___ SUPPLIED MATERIAL
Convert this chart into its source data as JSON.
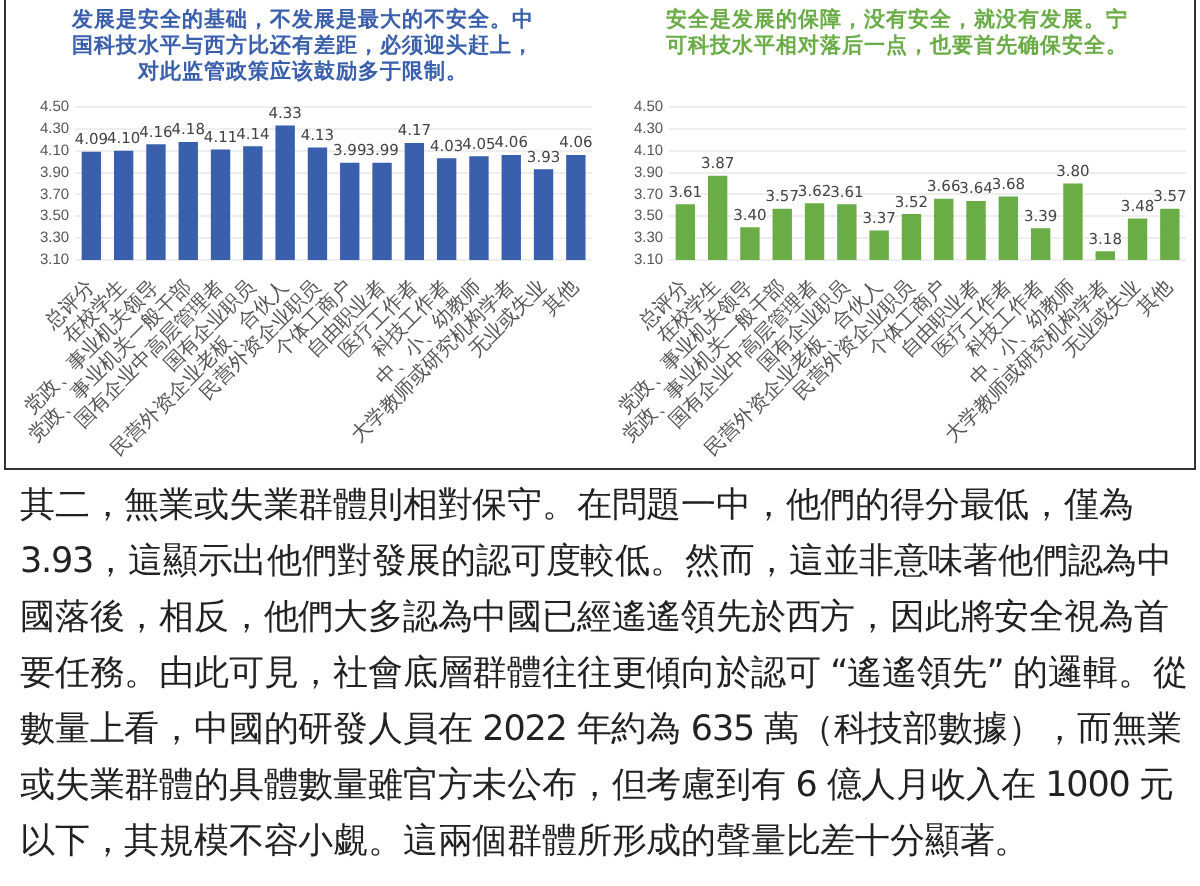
{
  "chart_data": [
    {
      "type": "bar",
      "title": "发展是安全的基础，不发展是最大的不安全。中国科技水平与西方比还有差距，必须迎头赶上，对此监管政策应该鼓励多于限制。",
      "categories": [
        "总评分",
        "在校学生",
        "党政、事业机关领导",
        "党政、事业机关一般干部",
        "国有企业中高层管理者",
        "国有企业职员",
        "民营外资企业老板、合伙人",
        "民营外资企业职员",
        "个体工商户",
        "自由职业者",
        "医疗工作者",
        "科技工作者",
        "中、小、幼教师",
        "大学教师或研究机构学者",
        "无业或失业",
        "其他"
      ],
      "values": [
        4.09,
        4.1,
        4.16,
        4.18,
        4.11,
        4.14,
        4.33,
        4.13,
        3.99,
        3.99,
        4.17,
        4.03,
        4.05,
        4.06,
        3.93,
        4.06
      ],
      "color": "#3a5fad",
      "ylim": [
        3.1,
        4.5
      ],
      "yticks": [
        {
          "value": 3.1,
          "label": "3.10"
        },
        {
          "value": 3.3,
          "label": "3.30"
        },
        {
          "value": 3.5,
          "label": "3.50"
        },
        {
          "value": 3.7,
          "label": "3.70"
        },
        {
          "value": 3.9,
          "label": "3.90"
        },
        {
          "value": 4.1,
          "label": "4.10"
        },
        {
          "value": 4.3,
          "label": "4.30"
        },
        {
          "value": 4.5,
          "label": "4.50"
        }
      ],
      "grid": "y",
      "value_labels": [
        "4.09",
        "4.10",
        "4.16",
        "4.18",
        "4.11",
        "4.14",
        "4.33",
        "4.13",
        "3.99",
        "3.99",
        "4.17",
        "4.03",
        "4.05",
        "4.06",
        "3.93",
        "4.06"
      ]
    },
    {
      "type": "bar",
      "title": "安全是发展的保障，没有安全，就没有发展。宁可科技水平相对落后一点，也要首先确保安全。",
      "categories": [
        "总评分",
        "在校学生",
        "党政、事业机关领导",
        "党政、事业机关一般干部",
        "国有企业中高层管理者",
        "国有企业职员",
        "民营外资企业老板、合伙人",
        "民营外资企业职员",
        "个体工商户",
        "自由职业者",
        "医疗工作者",
        "科技工作者",
        "中、小、幼教师",
        "大学教师或研究机构学者",
        "无业或失业",
        "其他"
      ],
      "values": [
        3.61,
        3.87,
        3.4,
        3.57,
        3.62,
        3.61,
        3.37,
        3.52,
        3.66,
        3.64,
        3.68,
        3.39,
        3.8,
        3.18,
        3.48,
        3.57
      ],
      "color": "#6aac45",
      "ylim": [
        3.1,
        4.5
      ],
      "yticks": [
        {
          "value": 3.1,
          "label": "3.10"
        },
        {
          "value": 3.3,
          "label": "3.30"
        },
        {
          "value": 3.5,
          "label": "3.50"
        },
        {
          "value": 3.7,
          "label": "3.70"
        },
        {
          "value": 3.9,
          "label": "3.90"
        },
        {
          "value": 4.1,
          "label": "4.10"
        },
        {
          "value": 4.3,
          "label": "4.30"
        },
        {
          "value": 4.5,
          "label": "4.50"
        }
      ],
      "grid": "y",
      "value_labels": [
        "3.61",
        "3.87",
        "3.40",
        "3.57",
        "3.62",
        "3.61",
        "3.37",
        "3.52",
        "3.66",
        "3.64",
        "3.68",
        "3.39",
        "3.80",
        "3.18",
        "3.48",
        "3.57"
      ]
    },
    {
      "type": "other",
      "annotations": [
        "其二，無業或失業群體則相對保守。在問題一中，他們的得分最低，僅為 3.93，這顯示出他們對發展的認可度較低。然而，這並非意味著他們認為中國落後，相反，他們大多認為中國已經遙遙領先於西方，因此將安全視為首要任務。由此可見，社會底層群體往往更傾向於認可 “遙遙領先” 的邏輯。從數量上看，中國的研發人員在 2022 年約為 635 萬（科技部數據），而無業或失業群體的具體數量雖官方未公布，但考慮到有 6 億人月收入在 1000 元以下，其規模不容小覷。這兩個群體所形成的聲量比差十分顯著。"
      ]
    }
  ]
}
______
### GIVEN INSTRUCTION
Omit the pictures, and quote the material above exactly as given.

### ANSWER
Convert this chart into its source data as JSON.
{
  "chart_data": [
    {
      "type": "bar",
      "title": "发展是安全的基础，不发展是最大的不安全。中国科技水平与西方比还有差距，必须迎头赶上，对此监管政策应该鼓励多于限制。",
      "categories": [
        "总评分",
        "在校学生",
        "党政、事业机关领导",
        "党政、事业机关一般干部",
        "国有企业中高层管理者",
        "国有企业职员",
        "民营外资企业老板、合伙人",
        "民营外资企业职员",
        "个体工商户",
        "自由职业者",
        "医疗工作者",
        "科技工作者",
        "中、小、幼教师",
        "大学教师或研究机构学者",
        "无业或失业",
        "其他"
      ],
      "values": [
        4.09,
        4.1,
        4.16,
        4.18,
        4.11,
        4.14,
        4.33,
        4.13,
        3.99,
        3.99,
        4.17,
        4.03,
        4.05,
        4.06,
        3.93,
        4.06
      ],
      "color": "#3a5fad",
      "ylim": [
        3.1,
        4.5
      ],
      "yticks": [
        {
          "value": 3.1,
          "label": "3.10"
        },
        {
          "value": 3.3,
          "label": "3.30"
        },
        {
          "value": 3.5,
          "label": "3.50"
        },
        {
          "value": 3.7,
          "label": "3.70"
        },
        {
          "value": 3.9,
          "label": "3.90"
        },
        {
          "value": 4.1,
          "label": "4.10"
        },
        {
          "value": 4.3,
          "label": "4.30"
        },
        {
          "value": 4.5,
          "label": "4.50"
        }
      ],
      "grid": "y",
      "value_labels": [
        "4.09",
        "4.10",
        "4.16",
        "4.18",
        "4.11",
        "4.14",
        "4.33",
        "4.13",
        "3.99",
        "3.99",
        "4.17",
        "4.03",
        "4.05",
        "4.06",
        "3.93",
        "4.06"
      ]
    },
    {
      "type": "bar",
      "title": "安全是发展的保障，没有安全，就没有发展。宁可科技水平相对落后一点，也要首先确保安全。",
      "categories": [
        "总评分",
        "在校学生",
        "党政、事业机关领导",
        "党政、事业机关一般干部",
        "国有企业中高层管理者",
        "国有企业职员",
        "民营外资企业老板、合伙人",
        "民营外资企业职员",
        "个体工商户",
        "自由职业者",
        "医疗工作者",
        "科技工作者",
        "中、小、幼教师",
        "大学教师或研究机构学者",
        "无业或失业",
        "其他"
      ],
      "values": [
        3.61,
        3.87,
        3.4,
        3.57,
        3.62,
        3.61,
        3.37,
        3.52,
        3.66,
        3.64,
        3.68,
        3.39,
        3.8,
        3.18,
        3.48,
        3.57
      ],
      "color": "#6aac45",
      "ylim": [
        3.1,
        4.5
      ],
      "yticks": [
        {
          "value": 3.1,
          "label": "3.10"
        },
        {
          "value": 3.3,
          "label": "3.30"
        },
        {
          "value": 3.5,
          "label": "3.50"
        },
        {
          "value": 3.7,
          "label": "3.70"
        },
        {
          "value": 3.9,
          "label": "3.90"
        },
        {
          "value": 4.1,
          "label": "4.10"
        },
        {
          "value": 4.3,
          "label": "4.30"
        },
        {
          "value": 4.5,
          "label": "4.50"
        }
      ],
      "grid": "y",
      "value_labels": [
        "3.61",
        "3.87",
        "3.40",
        "3.57",
        "3.62",
        "3.61",
        "3.37",
        "3.52",
        "3.66",
        "3.64",
        "3.68",
        "3.39",
        "3.80",
        "3.18",
        "3.48",
        "3.57"
      ]
    },
    {
      "type": "other",
      "annotations": [
        "其二，無業或失業群體則相對保守。在問題一中，他們的得分最低，僅為 3.93，這顯示出他們對發展的認可度較低。然而，這並非意味著他們認為中國落後，相反，他們大多認為中國已經遙遙領先於西方，因此將安全視為首要任務。由此可見，社會底層群體往往更傾向於認可 “遙遙領先” 的邏輯。從數量上看，中國的研發人員在 2022 年約為 635 萬（科技部數據），而無業或失業群體的具體數量雖官方未公布，但考慮到有 6 億人月收入在 1000 元以下，其規模不容小覷。這兩個群體所形成的聲量比差十分顯著。"
      ]
    }
  ]
}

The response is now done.